> **Exercise data**:
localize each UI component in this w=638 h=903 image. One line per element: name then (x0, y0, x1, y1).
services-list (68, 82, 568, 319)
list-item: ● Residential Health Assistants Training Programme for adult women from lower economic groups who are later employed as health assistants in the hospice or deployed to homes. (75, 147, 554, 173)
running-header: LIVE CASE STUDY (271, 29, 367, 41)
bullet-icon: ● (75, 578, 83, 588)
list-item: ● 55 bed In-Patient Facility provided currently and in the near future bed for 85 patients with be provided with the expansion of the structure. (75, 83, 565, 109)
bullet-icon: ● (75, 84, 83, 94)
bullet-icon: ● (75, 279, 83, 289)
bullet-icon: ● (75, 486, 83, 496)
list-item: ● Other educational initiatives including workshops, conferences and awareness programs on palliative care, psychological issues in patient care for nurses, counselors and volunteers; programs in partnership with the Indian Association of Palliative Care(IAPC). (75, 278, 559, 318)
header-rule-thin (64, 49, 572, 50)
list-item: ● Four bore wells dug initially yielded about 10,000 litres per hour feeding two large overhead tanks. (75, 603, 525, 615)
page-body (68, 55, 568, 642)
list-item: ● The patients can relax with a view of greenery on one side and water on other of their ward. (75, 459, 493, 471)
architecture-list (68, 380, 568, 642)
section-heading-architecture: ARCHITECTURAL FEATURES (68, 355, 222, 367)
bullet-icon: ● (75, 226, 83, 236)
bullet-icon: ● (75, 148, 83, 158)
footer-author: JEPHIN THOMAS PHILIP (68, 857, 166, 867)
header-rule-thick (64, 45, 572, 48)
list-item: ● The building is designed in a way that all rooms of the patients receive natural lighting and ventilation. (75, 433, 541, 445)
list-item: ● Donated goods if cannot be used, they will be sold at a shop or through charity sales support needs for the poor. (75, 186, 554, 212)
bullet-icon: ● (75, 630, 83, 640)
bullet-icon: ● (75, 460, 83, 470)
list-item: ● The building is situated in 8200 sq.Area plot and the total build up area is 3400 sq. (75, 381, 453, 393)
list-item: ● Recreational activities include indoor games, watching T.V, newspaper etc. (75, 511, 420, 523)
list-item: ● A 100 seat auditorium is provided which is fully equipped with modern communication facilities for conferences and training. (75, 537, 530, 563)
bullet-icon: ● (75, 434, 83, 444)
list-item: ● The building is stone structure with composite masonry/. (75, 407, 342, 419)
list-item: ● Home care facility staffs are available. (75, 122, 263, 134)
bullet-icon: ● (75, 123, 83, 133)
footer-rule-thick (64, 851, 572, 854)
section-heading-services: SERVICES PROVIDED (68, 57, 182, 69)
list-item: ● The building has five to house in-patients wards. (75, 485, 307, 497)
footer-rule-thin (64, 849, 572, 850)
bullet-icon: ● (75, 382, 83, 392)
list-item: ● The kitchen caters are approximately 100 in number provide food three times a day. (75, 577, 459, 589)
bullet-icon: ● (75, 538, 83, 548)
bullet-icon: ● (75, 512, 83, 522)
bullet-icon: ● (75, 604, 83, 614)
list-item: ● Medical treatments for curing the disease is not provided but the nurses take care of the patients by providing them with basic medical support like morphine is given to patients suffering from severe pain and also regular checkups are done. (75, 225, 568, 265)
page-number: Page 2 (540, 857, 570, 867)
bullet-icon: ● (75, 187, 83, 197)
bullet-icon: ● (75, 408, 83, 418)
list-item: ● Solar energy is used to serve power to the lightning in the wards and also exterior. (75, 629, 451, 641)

> **Exercise directions**: Take the entries above and set them all down again exactly as they read.

> **Solution**:
localize each UI component in this w=638 h=903 image. One line per element: name then (x0, y0, x1, y1).
services-list (68, 82, 568, 319)
list-item: ● Residential Health Assistants Training Programme for adult women from lower economic groups who are later employed as health assistants in the hospice or deployed to homes. (75, 147, 554, 173)
running-header: LIVE CASE STUDY (271, 29, 367, 41)
bullet-icon: ● (75, 578, 83, 588)
list-item: ● 55 bed In-Patient Facility provided currently and in the near future bed for 85 patients with be provided with the expansion of the structure. (75, 83, 565, 109)
bullet-icon: ● (75, 84, 83, 94)
bullet-icon: ● (75, 279, 83, 289)
bullet-icon: ● (75, 486, 83, 496)
list-item: ● Other educational initiatives including workshops, conferences and awareness programs on palliative care, psychological issues in patient care for nurses, counselors and volunteers; programs in partnership with the Indian Association of Palliative Care(IAPC). (75, 278, 559, 318)
header-rule-thin (64, 49, 572, 50)
list-item: ● Four bore wells dug initially yielded about 10,000 litres per hour feeding two large overhead tanks. (75, 603, 525, 615)
page-body (68, 55, 568, 642)
list-item: ● The patients can relax with a view of greenery on one side and water on other of their ward. (75, 459, 493, 471)
architecture-list (68, 380, 568, 642)
section-heading-architecture: ARCHITECTURAL FEATURES (68, 355, 222, 367)
bullet-icon: ● (75, 226, 83, 236)
bullet-icon: ● (75, 148, 83, 158)
footer-author: JEPHIN THOMAS PHILIP (68, 857, 166, 867)
header-rule-thick (64, 45, 572, 48)
list-item: ● The building is designed in a way that all rooms of the patients receive natural lighting and ventilation. (75, 433, 541, 445)
list-item: ● Donated goods if cannot be used, they will be sold at a shop or through charity sales support needs for the poor. (75, 186, 554, 212)
bullet-icon: ● (75, 630, 83, 640)
bullet-icon: ● (75, 460, 83, 470)
list-item: ● The building is situated in 8200 sq.Area plot and the total build up area is 3400 sq. (75, 381, 453, 393)
list-item: ● Recreational activities include indoor games, watching T.V, newspaper etc. (75, 511, 420, 523)
list-item: ● A 100 seat auditorium is provided which is fully equipped with modern communication facilities for conferences and training. (75, 537, 530, 563)
bullet-icon: ● (75, 434, 83, 444)
list-item: ● The building is stone structure with composite masonry/. (75, 407, 342, 419)
list-item: ● Home care facility staffs are available. (75, 122, 263, 134)
bullet-icon: ● (75, 123, 83, 133)
footer-rule-thick (64, 851, 572, 854)
section-heading-services: SERVICES PROVIDED (68, 57, 182, 69)
list-item: ● The building has five to house in-patients wards. (75, 485, 307, 497)
footer-rule-thin (64, 849, 572, 850)
bullet-icon: ● (75, 382, 83, 392)
list-item: ● The kitchen caters are approximately 100 in number provide food three times a day. (75, 577, 459, 589)
bullet-icon: ● (75, 538, 83, 548)
bullet-icon: ● (75, 512, 83, 522)
bullet-icon: ● (75, 604, 83, 614)
list-item: ● Medical treatments for curing the disease is not provided but the nurses take care of the patients by providing them with basic medical support like morphine is given to patients suffering from severe pain and also regular checkups are done. (75, 225, 568, 265)
page-number: Page 2 (540, 857, 570, 867)
bullet-icon: ● (75, 187, 83, 197)
bullet-icon: ● (75, 408, 83, 418)
list-item: ● Solar energy is used to serve power to the lightning in the wards and also exterior. (75, 629, 451, 641)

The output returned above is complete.